Your goal =>
Every record must be repeated exactly; omit any pictures they contain.

-------- Rows

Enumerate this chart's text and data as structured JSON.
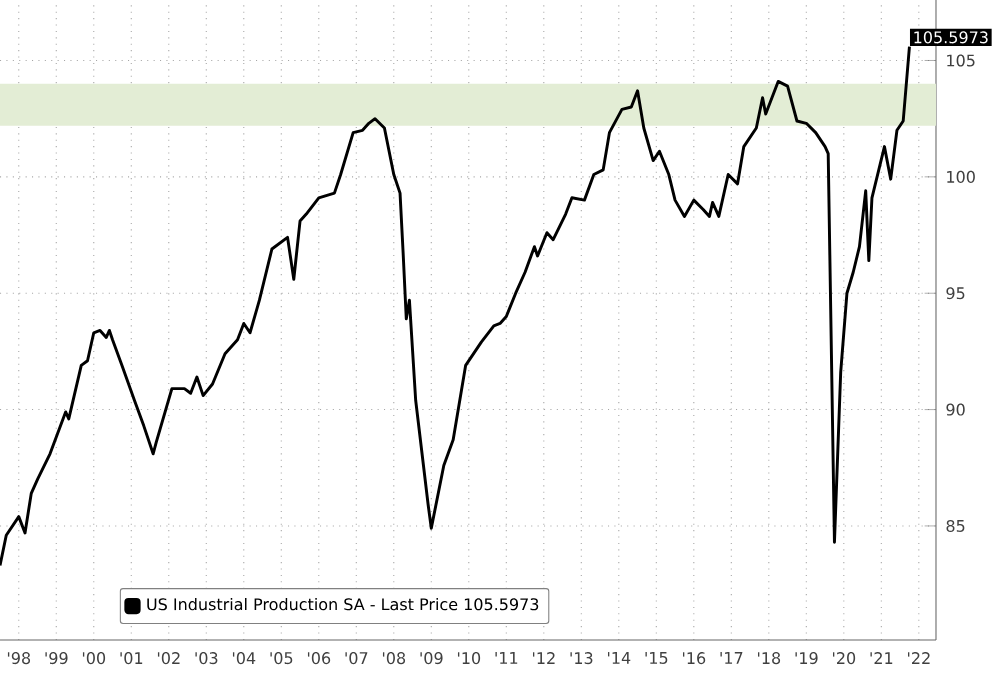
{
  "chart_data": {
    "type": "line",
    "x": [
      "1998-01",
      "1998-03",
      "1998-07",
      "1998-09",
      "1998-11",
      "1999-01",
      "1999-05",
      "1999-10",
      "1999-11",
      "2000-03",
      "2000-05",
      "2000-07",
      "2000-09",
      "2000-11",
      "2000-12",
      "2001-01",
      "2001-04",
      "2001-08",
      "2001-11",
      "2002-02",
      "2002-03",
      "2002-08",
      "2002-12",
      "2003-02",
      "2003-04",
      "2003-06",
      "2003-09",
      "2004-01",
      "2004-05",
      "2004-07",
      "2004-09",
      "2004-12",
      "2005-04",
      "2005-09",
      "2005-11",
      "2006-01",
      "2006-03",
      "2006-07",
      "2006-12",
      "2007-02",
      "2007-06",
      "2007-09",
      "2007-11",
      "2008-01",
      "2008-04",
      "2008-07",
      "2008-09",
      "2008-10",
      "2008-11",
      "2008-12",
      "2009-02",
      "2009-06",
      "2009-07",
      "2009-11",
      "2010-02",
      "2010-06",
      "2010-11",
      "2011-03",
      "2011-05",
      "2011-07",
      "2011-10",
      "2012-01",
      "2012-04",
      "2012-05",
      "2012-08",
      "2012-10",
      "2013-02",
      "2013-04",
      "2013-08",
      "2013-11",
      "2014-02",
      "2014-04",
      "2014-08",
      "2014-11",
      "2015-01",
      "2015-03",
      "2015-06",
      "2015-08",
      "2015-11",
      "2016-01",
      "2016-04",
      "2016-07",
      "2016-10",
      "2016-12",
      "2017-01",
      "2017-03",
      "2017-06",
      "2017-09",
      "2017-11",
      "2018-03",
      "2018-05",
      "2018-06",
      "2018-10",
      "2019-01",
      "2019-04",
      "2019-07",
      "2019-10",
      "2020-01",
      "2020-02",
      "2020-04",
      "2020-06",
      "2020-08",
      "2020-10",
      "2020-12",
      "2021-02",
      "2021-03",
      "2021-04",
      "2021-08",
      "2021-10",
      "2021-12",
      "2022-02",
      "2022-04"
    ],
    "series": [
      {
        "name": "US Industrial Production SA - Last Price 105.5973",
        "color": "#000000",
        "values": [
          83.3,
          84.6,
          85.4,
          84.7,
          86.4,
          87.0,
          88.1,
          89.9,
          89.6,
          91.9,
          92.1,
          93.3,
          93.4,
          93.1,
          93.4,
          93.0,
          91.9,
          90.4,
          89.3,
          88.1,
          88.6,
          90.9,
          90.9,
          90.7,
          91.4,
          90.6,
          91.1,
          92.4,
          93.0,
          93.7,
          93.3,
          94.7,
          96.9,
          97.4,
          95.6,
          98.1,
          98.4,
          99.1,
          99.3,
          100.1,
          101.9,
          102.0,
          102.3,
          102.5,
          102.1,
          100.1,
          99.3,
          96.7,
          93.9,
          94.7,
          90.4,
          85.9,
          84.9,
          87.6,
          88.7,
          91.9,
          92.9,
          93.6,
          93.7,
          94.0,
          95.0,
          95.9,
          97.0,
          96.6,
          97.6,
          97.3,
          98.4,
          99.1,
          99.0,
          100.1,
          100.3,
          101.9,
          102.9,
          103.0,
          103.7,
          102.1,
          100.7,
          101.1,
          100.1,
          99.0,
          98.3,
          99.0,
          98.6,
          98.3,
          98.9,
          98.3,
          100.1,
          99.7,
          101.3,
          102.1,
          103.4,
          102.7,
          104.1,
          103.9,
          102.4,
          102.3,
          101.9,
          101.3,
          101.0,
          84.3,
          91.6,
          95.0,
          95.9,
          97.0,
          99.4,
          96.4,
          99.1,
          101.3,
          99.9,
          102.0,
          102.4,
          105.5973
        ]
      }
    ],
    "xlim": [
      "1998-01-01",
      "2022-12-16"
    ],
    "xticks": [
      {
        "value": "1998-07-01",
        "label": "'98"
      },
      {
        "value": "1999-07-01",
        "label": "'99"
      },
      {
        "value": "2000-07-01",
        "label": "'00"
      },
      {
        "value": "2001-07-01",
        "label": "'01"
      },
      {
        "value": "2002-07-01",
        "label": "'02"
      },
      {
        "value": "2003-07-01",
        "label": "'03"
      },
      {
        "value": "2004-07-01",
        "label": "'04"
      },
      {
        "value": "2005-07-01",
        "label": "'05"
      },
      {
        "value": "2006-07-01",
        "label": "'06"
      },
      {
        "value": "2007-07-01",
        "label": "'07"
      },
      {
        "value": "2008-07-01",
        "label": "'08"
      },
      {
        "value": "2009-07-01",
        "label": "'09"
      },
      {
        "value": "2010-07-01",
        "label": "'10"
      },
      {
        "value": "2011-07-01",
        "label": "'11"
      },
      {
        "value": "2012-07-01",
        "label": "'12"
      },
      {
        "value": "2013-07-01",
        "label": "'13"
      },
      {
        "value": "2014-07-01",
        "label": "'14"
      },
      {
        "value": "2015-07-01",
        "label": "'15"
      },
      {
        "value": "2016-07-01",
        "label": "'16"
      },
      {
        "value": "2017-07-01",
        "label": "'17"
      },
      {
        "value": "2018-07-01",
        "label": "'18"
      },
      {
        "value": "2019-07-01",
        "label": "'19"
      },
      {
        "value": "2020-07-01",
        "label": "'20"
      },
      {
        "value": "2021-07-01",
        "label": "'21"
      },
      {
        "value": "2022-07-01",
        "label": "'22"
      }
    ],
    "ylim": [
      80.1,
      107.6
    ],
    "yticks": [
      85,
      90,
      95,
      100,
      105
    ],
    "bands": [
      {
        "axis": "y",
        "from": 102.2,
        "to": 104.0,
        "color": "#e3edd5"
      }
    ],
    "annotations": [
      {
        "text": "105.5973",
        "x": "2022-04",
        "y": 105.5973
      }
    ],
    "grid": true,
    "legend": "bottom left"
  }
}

----------------

Full response =>
Enumerate this chart's text and data as structured JSON.
{
  "chart_data": {
    "type": "line",
    "x": [
      "1998-01",
      "1998-03",
      "1998-07",
      "1998-09",
      "1998-11",
      "1999-01",
      "1999-05",
      "1999-10",
      "1999-11",
      "2000-03",
      "2000-05",
      "2000-07",
      "2000-09",
      "2000-11",
      "2000-12",
      "2001-01",
      "2001-04",
      "2001-08",
      "2001-11",
      "2002-02",
      "2002-03",
      "2002-08",
      "2002-12",
      "2003-02",
      "2003-04",
      "2003-06",
      "2003-09",
      "2004-01",
      "2004-05",
      "2004-07",
      "2004-09",
      "2004-12",
      "2005-04",
      "2005-09",
      "2005-11",
      "2006-01",
      "2006-03",
      "2006-07",
      "2006-12",
      "2007-02",
      "2007-06",
      "2007-09",
      "2007-11",
      "2008-01",
      "2008-04",
      "2008-07",
      "2008-09",
      "2008-10",
      "2008-11",
      "2008-12",
      "2009-02",
      "2009-06",
      "2009-07",
      "2009-11",
      "2010-02",
      "2010-06",
      "2010-11",
      "2011-03",
      "2011-05",
      "2011-07",
      "2011-10",
      "2012-01",
      "2012-04",
      "2012-05",
      "2012-08",
      "2012-10",
      "2013-02",
      "2013-04",
      "2013-08",
      "2013-11",
      "2014-02",
      "2014-04",
      "2014-08",
      "2014-11",
      "2015-01",
      "2015-03",
      "2015-06",
      "2015-08",
      "2015-11",
      "2016-01",
      "2016-04",
      "2016-07",
      "2016-10",
      "2016-12",
      "2017-01",
      "2017-03",
      "2017-06",
      "2017-09",
      "2017-11",
      "2018-03",
      "2018-05",
      "2018-06",
      "2018-10",
      "2019-01",
      "2019-04",
      "2019-07",
      "2019-10",
      "2020-01",
      "2020-02",
      "2020-04",
      "2020-06",
      "2020-08",
      "2020-10",
      "2020-12",
      "2021-02",
      "2021-03",
      "2021-04",
      "2021-08",
      "2021-10",
      "2021-12",
      "2022-02",
      "2022-04"
    ],
    "series": [
      {
        "name": "US Industrial Production SA - Last Price 105.5973",
        "color": "#000000",
        "values": [
          83.3,
          84.6,
          85.4,
          84.7,
          86.4,
          87.0,
          88.1,
          89.9,
          89.6,
          91.9,
          92.1,
          93.3,
          93.4,
          93.1,
          93.4,
          93.0,
          91.9,
          90.4,
          89.3,
          88.1,
          88.6,
          90.9,
          90.9,
          90.7,
          91.4,
          90.6,
          91.1,
          92.4,
          93.0,
          93.7,
          93.3,
          94.7,
          96.9,
          97.4,
          95.6,
          98.1,
          98.4,
          99.1,
          99.3,
          100.1,
          101.9,
          102.0,
          102.3,
          102.5,
          102.1,
          100.1,
          99.3,
          96.7,
          93.9,
          94.7,
          90.4,
          85.9,
          84.9,
          87.6,
          88.7,
          91.9,
          92.9,
          93.6,
          93.7,
          94.0,
          95.0,
          95.9,
          97.0,
          96.6,
          97.6,
          97.3,
          98.4,
          99.1,
          99.0,
          100.1,
          100.3,
          101.9,
          102.9,
          103.0,
          103.7,
          102.1,
          100.7,
          101.1,
          100.1,
          99.0,
          98.3,
          99.0,
          98.6,
          98.3,
          98.9,
          98.3,
          100.1,
          99.7,
          101.3,
          102.1,
          103.4,
          102.7,
          104.1,
          103.9,
          102.4,
          102.3,
          101.9,
          101.3,
          101.0,
          84.3,
          91.6,
          95.0,
          95.9,
          97.0,
          99.4,
          96.4,
          99.1,
          101.3,
          99.9,
          102.0,
          102.4,
          105.5973
        ]
      }
    ],
    "xlim": [
      "1998-01-01",
      "2022-12-16"
    ],
    "xticks": [
      {
        "value": "1998-07-01",
        "label": "'98"
      },
      {
        "value": "1999-07-01",
        "label": "'99"
      },
      {
        "value": "2000-07-01",
        "label": "'00"
      },
      {
        "value": "2001-07-01",
        "label": "'01"
      },
      {
        "value": "2002-07-01",
        "label": "'02"
      },
      {
        "value": "2003-07-01",
        "label": "'03"
      },
      {
        "value": "2004-07-01",
        "label": "'04"
      },
      {
        "value": "2005-07-01",
        "label": "'05"
      },
      {
        "value": "2006-07-01",
        "label": "'06"
      },
      {
        "value": "2007-07-01",
        "label": "'07"
      },
      {
        "value": "2008-07-01",
        "label": "'08"
      },
      {
        "value": "2009-07-01",
        "label": "'09"
      },
      {
        "value": "2010-07-01",
        "label": "'10"
      },
      {
        "value": "2011-07-01",
        "label": "'11"
      },
      {
        "value": "2012-07-01",
        "label": "'12"
      },
      {
        "value": "2013-07-01",
        "label": "'13"
      },
      {
        "value": "2014-07-01",
        "label": "'14"
      },
      {
        "value": "2015-07-01",
        "label": "'15"
      },
      {
        "value": "2016-07-01",
        "label": "'16"
      },
      {
        "value": "2017-07-01",
        "label": "'17"
      },
      {
        "value": "2018-07-01",
        "label": "'18"
      },
      {
        "value": "2019-07-01",
        "label": "'19"
      },
      {
        "value": "2020-07-01",
        "label": "'20"
      },
      {
        "value": "2021-07-01",
        "label": "'21"
      },
      {
        "value": "2022-07-01",
        "label": "'22"
      }
    ],
    "ylim": [
      80.1,
      107.6
    ],
    "yticks": [
      85,
      90,
      95,
      100,
      105
    ],
    "bands": [
      {
        "axis": "y",
        "from": 102.2,
        "to": 104.0,
        "color": "#e3edd5"
      }
    ],
    "annotations": [
      {
        "text": "105.5973",
        "x": "2022-04",
        "y": 105.5973
      }
    ],
    "grid": true,
    "legend": "bottom left"
  }
}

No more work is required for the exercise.